• WRITTEN PROBLEM:
Compile every line that includes the word "What".

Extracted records
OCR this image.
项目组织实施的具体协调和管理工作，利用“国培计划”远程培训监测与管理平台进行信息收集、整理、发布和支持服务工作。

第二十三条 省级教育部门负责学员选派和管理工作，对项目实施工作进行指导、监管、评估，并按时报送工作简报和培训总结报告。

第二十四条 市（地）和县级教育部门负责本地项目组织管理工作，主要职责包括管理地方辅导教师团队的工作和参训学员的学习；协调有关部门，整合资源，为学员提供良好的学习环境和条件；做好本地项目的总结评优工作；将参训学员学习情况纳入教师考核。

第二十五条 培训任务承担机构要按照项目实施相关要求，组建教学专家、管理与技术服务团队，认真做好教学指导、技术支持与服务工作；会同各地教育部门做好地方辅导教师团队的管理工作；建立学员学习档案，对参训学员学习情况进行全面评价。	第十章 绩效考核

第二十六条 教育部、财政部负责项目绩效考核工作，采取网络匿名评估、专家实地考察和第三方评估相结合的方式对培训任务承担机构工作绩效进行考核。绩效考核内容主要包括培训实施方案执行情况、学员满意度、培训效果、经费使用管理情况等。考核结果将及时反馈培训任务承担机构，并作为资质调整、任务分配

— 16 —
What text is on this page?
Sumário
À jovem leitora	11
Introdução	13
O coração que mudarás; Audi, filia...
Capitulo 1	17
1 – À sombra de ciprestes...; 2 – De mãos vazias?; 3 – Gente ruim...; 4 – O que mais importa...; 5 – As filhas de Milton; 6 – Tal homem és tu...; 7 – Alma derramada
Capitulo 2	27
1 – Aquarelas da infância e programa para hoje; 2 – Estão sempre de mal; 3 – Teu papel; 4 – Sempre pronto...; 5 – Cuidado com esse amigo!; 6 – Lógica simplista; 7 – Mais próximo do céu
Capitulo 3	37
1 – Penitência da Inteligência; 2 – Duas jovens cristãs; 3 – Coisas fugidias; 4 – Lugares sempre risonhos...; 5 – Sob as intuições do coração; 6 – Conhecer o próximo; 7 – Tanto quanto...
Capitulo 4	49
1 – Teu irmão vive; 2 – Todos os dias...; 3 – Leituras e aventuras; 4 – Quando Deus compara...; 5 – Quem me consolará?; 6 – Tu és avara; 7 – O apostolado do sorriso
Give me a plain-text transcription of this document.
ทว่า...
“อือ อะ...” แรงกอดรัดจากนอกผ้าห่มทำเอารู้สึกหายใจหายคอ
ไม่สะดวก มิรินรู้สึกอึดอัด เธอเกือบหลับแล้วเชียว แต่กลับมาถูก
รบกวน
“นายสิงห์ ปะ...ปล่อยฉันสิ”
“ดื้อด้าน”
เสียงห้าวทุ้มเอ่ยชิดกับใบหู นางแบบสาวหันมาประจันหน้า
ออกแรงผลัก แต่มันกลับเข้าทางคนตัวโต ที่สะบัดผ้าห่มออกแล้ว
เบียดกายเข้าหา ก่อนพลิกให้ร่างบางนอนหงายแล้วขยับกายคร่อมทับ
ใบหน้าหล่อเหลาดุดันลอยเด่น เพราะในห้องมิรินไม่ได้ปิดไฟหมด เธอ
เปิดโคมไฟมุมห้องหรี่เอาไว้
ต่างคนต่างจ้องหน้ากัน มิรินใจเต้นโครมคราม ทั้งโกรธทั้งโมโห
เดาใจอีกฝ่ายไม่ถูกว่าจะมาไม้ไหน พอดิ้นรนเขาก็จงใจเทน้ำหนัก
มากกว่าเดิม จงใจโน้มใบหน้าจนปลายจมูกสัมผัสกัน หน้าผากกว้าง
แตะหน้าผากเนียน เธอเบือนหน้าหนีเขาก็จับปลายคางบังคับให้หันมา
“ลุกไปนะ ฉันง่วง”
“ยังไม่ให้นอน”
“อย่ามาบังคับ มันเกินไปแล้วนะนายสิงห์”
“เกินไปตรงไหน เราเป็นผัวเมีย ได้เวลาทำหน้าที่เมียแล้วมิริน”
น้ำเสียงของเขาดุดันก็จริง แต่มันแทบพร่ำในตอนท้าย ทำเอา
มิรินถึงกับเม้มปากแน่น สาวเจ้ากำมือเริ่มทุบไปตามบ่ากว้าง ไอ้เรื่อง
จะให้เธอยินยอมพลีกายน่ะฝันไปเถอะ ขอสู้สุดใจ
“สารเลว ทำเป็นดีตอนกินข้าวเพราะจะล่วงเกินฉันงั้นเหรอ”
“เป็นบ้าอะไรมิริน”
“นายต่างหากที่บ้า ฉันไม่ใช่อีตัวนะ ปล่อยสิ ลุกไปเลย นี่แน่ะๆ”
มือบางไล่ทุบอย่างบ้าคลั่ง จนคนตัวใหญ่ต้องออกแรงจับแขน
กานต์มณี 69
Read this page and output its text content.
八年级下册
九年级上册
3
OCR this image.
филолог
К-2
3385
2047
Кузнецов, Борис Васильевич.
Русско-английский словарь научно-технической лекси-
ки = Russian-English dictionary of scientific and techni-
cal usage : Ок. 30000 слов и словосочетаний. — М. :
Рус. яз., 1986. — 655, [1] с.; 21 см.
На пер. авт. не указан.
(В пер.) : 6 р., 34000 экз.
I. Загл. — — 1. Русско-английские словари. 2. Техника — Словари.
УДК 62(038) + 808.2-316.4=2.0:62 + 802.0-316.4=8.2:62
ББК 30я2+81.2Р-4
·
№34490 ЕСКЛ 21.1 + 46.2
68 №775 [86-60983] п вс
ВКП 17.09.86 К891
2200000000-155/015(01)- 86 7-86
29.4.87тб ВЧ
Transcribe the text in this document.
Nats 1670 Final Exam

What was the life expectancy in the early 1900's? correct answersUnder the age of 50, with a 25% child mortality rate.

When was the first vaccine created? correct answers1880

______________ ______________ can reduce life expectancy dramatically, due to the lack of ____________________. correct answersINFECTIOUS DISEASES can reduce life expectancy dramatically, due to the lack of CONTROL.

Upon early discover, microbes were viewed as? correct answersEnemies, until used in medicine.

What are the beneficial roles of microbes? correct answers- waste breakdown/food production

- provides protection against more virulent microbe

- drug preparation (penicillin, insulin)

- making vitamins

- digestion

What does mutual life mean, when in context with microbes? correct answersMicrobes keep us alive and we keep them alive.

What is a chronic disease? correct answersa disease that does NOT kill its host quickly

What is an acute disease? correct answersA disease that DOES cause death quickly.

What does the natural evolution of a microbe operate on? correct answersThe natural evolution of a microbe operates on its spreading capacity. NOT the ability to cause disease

• EXERCISE RESPONSE:
What text is on this page?
What was the life expectancy in the early 1900's? correct answersUnder the age of 50, with a 25% child mortality rate.
What are the beneficial roles of microbes? correct answers- waste breakdown/food production
What does mutual life mean, when in context with microbes? correct answersMicrobes keep us alive and we keep them alive.
What is a chronic disease? correct answersa disease that does NOT kill its host quickly
What is an acute disease? correct answersA disease that DOES cause death quickly.
What does the natural evolution of a microbe operate on? correct answersThe natural evolution of a microbe operates on its spreading capacity. NOT the ability to cause disease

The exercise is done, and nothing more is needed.